PROBLEM TO WORK ON: Each entry below is to be written out exactly, and the pictures are to be left out.

- - - - - - -

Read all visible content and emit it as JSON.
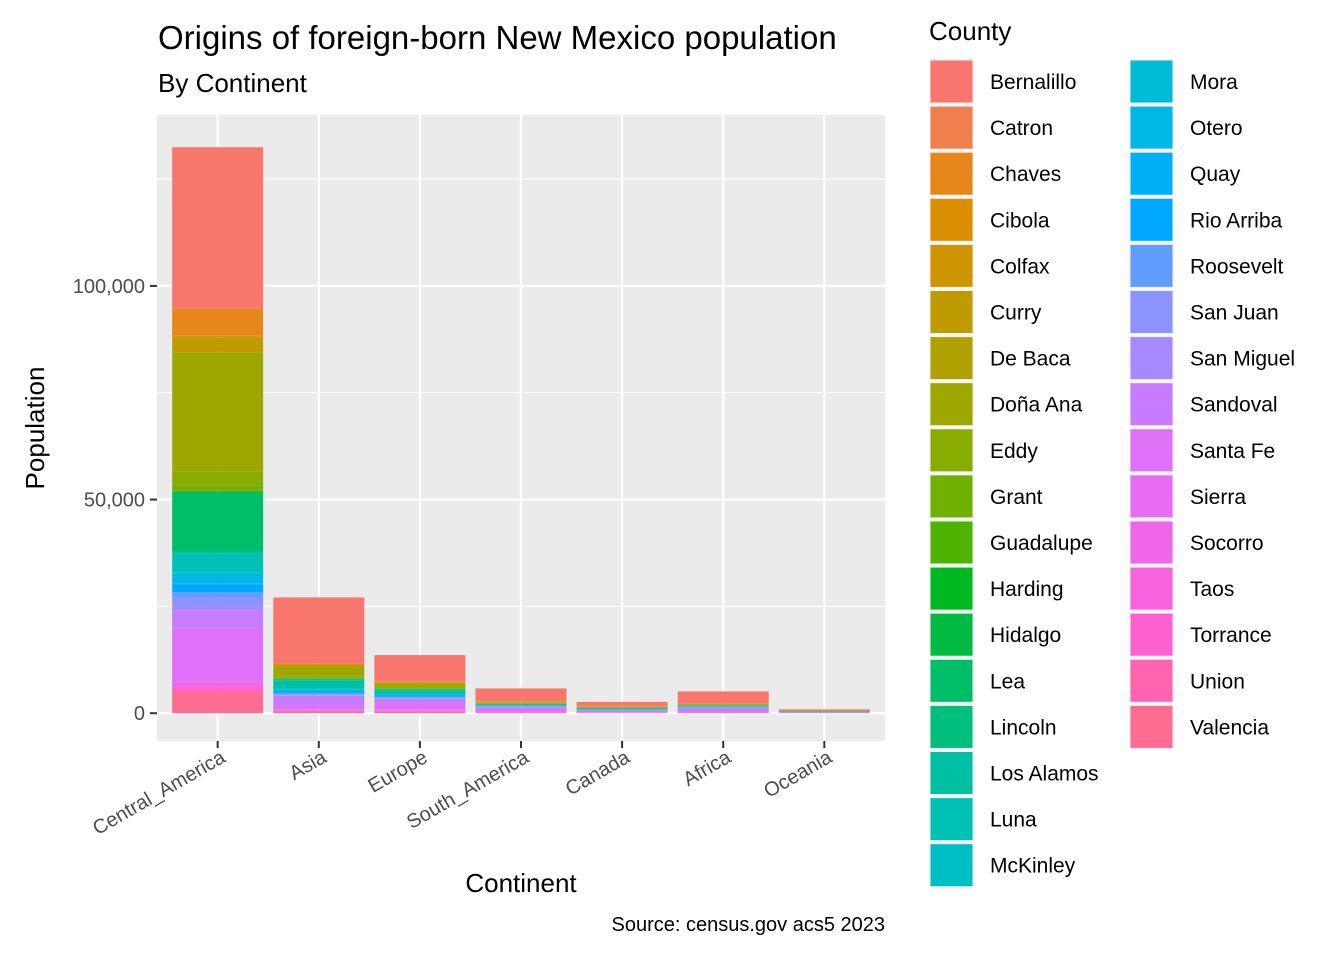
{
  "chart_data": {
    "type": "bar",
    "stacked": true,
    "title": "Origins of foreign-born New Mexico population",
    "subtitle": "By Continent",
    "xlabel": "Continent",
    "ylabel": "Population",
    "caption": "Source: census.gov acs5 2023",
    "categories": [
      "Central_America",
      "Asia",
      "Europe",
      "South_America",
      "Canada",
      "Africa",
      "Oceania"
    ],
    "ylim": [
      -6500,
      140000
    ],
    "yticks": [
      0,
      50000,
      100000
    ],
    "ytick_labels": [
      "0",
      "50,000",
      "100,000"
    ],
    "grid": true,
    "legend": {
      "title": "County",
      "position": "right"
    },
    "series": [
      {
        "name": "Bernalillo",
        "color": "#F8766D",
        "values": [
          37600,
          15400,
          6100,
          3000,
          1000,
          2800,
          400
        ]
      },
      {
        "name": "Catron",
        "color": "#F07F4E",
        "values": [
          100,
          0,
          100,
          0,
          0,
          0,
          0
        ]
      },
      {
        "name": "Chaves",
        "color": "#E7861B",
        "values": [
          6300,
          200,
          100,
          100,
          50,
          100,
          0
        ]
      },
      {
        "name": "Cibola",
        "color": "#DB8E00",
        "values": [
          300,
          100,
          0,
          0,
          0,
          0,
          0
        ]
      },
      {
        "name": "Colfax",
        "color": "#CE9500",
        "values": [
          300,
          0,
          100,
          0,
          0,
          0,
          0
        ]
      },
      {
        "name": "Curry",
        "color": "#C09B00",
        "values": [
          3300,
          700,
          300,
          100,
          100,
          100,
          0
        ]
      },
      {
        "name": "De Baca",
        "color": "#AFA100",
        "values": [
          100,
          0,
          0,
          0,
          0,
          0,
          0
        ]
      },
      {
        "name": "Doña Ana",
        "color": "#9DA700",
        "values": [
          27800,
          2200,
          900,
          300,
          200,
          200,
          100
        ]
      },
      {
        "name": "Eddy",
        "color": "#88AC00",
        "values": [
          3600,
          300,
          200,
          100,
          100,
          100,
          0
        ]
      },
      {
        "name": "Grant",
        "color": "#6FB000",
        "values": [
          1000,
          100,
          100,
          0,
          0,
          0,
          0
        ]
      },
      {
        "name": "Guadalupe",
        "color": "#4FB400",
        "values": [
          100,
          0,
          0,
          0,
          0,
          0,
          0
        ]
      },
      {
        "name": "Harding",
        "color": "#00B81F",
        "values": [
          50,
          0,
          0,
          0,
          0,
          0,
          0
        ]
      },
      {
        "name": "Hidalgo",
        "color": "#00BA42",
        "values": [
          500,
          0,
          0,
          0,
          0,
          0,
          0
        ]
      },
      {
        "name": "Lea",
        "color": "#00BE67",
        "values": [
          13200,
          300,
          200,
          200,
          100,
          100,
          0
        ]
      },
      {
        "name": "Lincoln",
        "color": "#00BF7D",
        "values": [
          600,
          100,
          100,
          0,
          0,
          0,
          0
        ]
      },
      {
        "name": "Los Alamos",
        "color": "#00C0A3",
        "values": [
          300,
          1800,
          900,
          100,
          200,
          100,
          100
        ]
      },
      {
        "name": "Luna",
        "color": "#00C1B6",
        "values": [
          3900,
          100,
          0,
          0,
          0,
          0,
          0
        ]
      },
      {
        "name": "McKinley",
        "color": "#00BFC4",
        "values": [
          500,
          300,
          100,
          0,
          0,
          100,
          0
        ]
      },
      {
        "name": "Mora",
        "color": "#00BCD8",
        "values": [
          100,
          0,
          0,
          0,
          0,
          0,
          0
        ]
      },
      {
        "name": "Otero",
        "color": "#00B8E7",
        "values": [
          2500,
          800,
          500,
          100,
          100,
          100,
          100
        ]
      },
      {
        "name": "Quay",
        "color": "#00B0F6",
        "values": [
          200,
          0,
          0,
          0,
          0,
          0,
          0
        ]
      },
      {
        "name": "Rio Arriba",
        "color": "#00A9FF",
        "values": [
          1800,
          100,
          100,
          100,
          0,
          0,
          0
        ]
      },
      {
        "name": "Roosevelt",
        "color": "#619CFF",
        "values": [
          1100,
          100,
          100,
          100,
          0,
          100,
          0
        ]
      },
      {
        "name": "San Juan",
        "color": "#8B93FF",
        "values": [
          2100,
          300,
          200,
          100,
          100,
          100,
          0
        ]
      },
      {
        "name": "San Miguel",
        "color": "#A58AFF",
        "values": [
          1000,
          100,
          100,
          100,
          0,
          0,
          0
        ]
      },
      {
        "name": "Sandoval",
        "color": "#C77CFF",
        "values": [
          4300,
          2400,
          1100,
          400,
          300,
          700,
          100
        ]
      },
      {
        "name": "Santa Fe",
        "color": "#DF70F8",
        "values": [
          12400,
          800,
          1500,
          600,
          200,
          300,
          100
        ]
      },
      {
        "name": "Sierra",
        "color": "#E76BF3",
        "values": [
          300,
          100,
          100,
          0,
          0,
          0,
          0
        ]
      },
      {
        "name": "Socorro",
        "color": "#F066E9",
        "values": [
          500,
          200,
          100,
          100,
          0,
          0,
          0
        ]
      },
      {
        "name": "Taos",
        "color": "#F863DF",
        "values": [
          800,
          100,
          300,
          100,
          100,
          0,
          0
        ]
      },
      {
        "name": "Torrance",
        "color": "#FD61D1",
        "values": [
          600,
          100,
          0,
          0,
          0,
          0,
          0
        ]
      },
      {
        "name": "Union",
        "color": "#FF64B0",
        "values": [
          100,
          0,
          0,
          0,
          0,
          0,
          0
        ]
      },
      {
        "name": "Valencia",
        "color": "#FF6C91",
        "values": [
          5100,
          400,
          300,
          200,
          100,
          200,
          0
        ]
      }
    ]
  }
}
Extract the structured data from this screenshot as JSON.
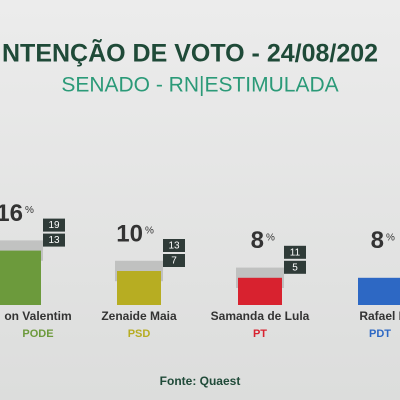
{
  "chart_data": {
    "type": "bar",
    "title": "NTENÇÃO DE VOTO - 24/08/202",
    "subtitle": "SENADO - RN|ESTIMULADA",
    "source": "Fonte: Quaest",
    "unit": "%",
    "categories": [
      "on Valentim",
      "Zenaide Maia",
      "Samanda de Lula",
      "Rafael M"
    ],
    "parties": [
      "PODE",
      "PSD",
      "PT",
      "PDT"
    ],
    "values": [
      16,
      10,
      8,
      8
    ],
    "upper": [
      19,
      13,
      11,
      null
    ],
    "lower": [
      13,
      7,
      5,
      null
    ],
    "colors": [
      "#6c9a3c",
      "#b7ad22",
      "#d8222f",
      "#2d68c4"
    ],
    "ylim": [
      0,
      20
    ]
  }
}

- - - - - - -

ANSWER TO THIS EXERCISE:
Read all visible content and emit it as JSON.
{
  "chart_data": {
    "type": "bar",
    "stacked": true,
    "title": "Origins of foreign-born New Mexico population",
    "subtitle": "By Continent",
    "xlabel": "Continent",
    "ylabel": "Population",
    "caption": "Source: census.gov acs5 2023",
    "categories": [
      "Central_America",
      "Asia",
      "Europe",
      "South_America",
      "Canada",
      "Africa",
      "Oceania"
    ],
    "ylim": [
      -6500,
      140000
    ],
    "yticks": [
      0,
      50000,
      100000
    ],
    "ytick_labels": [
      "0",
      "50,000",
      "100,000"
    ],
    "grid": true,
    "legend": {
      "title": "County",
      "position": "right"
    },
    "series": [
      {
        "name": "Bernalillo",
        "color": "#F8766D",
        "values": [
          37600,
          15400,
          6100,
          3000,
          1000,
          2800,
          400
        ]
      },
      {
        "name": "Catron",
        "color": "#F07F4E",
        "values": [
          100,
          0,
          100,
          0,
          0,
          0,
          0
        ]
      },
      {
        "name": "Chaves",
        "color": "#E7861B",
        "values": [
          6300,
          200,
          100,
          100,
          50,
          100,
          0
        ]
      },
      {
        "name": "Cibola",
        "color": "#DB8E00",
        "values": [
          300,
          100,
          0,
          0,
          0,
          0,
          0
        ]
      },
      {
        "name": "Colfax",
        "color": "#CE9500",
        "values": [
          300,
          0,
          100,
          0,
          0,
          0,
          0
        ]
      },
      {
        "name": "Curry",
        "color": "#C09B00",
        "values": [
          3300,
          700,
          300,
          100,
          100,
          100,
          0
        ]
      },
      {
        "name": "De Baca",
        "color": "#AFA100",
        "values": [
          100,
          0,
          0,
          0,
          0,
          0,
          0
        ]
      },
      {
        "name": "Doña Ana",
        "color": "#9DA700",
        "values": [
          27800,
          2200,
          900,
          300,
          200,
          200,
          100
        ]
      },
      {
        "name": "Eddy",
        "color": "#88AC00",
        "values": [
          3600,
          300,
          200,
          100,
          100,
          100,
          0
        ]
      },
      {
        "name": "Grant",
        "color": "#6FB000",
        "values": [
          1000,
          100,
          100,
          0,
          0,
          0,
          0
        ]
      },
      {
        "name": "Guadalupe",
        "color": "#4FB400",
        "values": [
          100,
          0,
          0,
          0,
          0,
          0,
          0
        ]
      },
      {
        "name": "Harding",
        "color": "#00B81F",
        "values": [
          50,
          0,
          0,
          0,
          0,
          0,
          0
        ]
      },
      {
        "name": "Hidalgo",
        "color": "#00BA42",
        "values": [
          500,
          0,
          0,
          0,
          0,
          0,
          0
        ]
      },
      {
        "name": "Lea",
        "color": "#00BE67",
        "values": [
          13200,
          300,
          200,
          200,
          100,
          100,
          0
        ]
      },
      {
        "name": "Lincoln",
        "color": "#00BF7D",
        "values": [
          600,
          100,
          100,
          0,
          0,
          0,
          0
        ]
      },
      {
        "name": "Los Alamos",
        "color": "#00C0A3",
        "values": [
          300,
          1800,
          900,
          100,
          200,
          100,
          100
        ]
      },
      {
        "name": "Luna",
        "color": "#00C1B6",
        "values": [
          3900,
          100,
          0,
          0,
          0,
          0,
          0
        ]
      },
      {
        "name": "McKinley",
        "color": "#00BFC4",
        "values": [
          500,
          300,
          100,
          0,
          0,
          100,
          0
        ]
      },
      {
        "name": "Mora",
        "color": "#00BCD8",
        "values": [
          100,
          0,
          0,
          0,
          0,
          0,
          0
        ]
      },
      {
        "name": "Otero",
        "color": "#00B8E7",
        "values": [
          2500,
          800,
          500,
          100,
          100,
          100,
          100
        ]
      },
      {
        "name": "Quay",
        "color": "#00B0F6",
        "values": [
          200,
          0,
          0,
          0,
          0,
          0,
          0
        ]
      },
      {
        "name": "Rio Arriba",
        "color": "#00A9FF",
        "values": [
          1800,
          100,
          100,
          100,
          0,
          0,
          0
        ]
      },
      {
        "name": "Roosevelt",
        "color": "#619CFF",
        "values": [
          1100,
          100,
          100,
          100,
          0,
          100,
          0
        ]
      },
      {
        "name": "San Juan",
        "color": "#8B93FF",
        "values": [
          2100,
          300,
          200,
          100,
          100,
          100,
          0
        ]
      },
      {
        "name": "San Miguel",
        "color": "#A58AFF",
        "values": [
          1000,
          100,
          100,
          100,
          0,
          0,
          0
        ]
      },
      {
        "name": "Sandoval",
        "color": "#C77CFF",
        "values": [
          4300,
          2400,
          1100,
          400,
          300,
          700,
          100
        ]
      },
      {
        "name": "Santa Fe",
        "color": "#DF70F8",
        "values": [
          12400,
          800,
          1500,
          600,
          200,
          300,
          100
        ]
      },
      {
        "name": "Sierra",
        "color": "#E76BF3",
        "values": [
          300,
          100,
          100,
          0,
          0,
          0,
          0
        ]
      },
      {
        "name": "Socorro",
        "color": "#F066E9",
        "values": [
          500,
          200,
          100,
          100,
          0,
          0,
          0
        ]
      },
      {
        "name": "Taos",
        "color": "#F863DF",
        "values": [
          800,
          100,
          300,
          100,
          100,
          0,
          0
        ]
      },
      {
        "name": "Torrance",
        "color": "#FD61D1",
        "values": [
          600,
          100,
          0,
          0,
          0,
          0,
          0
        ]
      },
      {
        "name": "Union",
        "color": "#FF64B0",
        "values": [
          100,
          0,
          0,
          0,
          0,
          0,
          0
        ]
      },
      {
        "name": "Valencia",
        "color": "#FF6C91",
        "values": [
          5100,
          400,
          300,
          200,
          100,
          200,
          0
        ]
      }
    ]
  }
}
Extract the structured data from this screenshot as JSON.
{
  "chart_data": {
    "type": "bar",
    "title": "NTENÇÃO DE VOTO - 24/08/202",
    "subtitle": "SENADO - RN|ESTIMULADA",
    "source": "Fonte: Quaest",
    "unit": "%",
    "categories": [
      "on Valentim",
      "Zenaide Maia",
      "Samanda de Lula",
      "Rafael M"
    ],
    "parties": [
      "PODE",
      "PSD",
      "PT",
      "PDT"
    ],
    "values": [
      16,
      10,
      8,
      8
    ],
    "upper": [
      19,
      13,
      11,
      null
    ],
    "lower": [
      13,
      7,
      5,
      null
    ],
    "colors": [
      "#6c9a3c",
      "#b7ad22",
      "#d8222f",
      "#2d68c4"
    ],
    "ylim": [
      0,
      20
    ]
  }
}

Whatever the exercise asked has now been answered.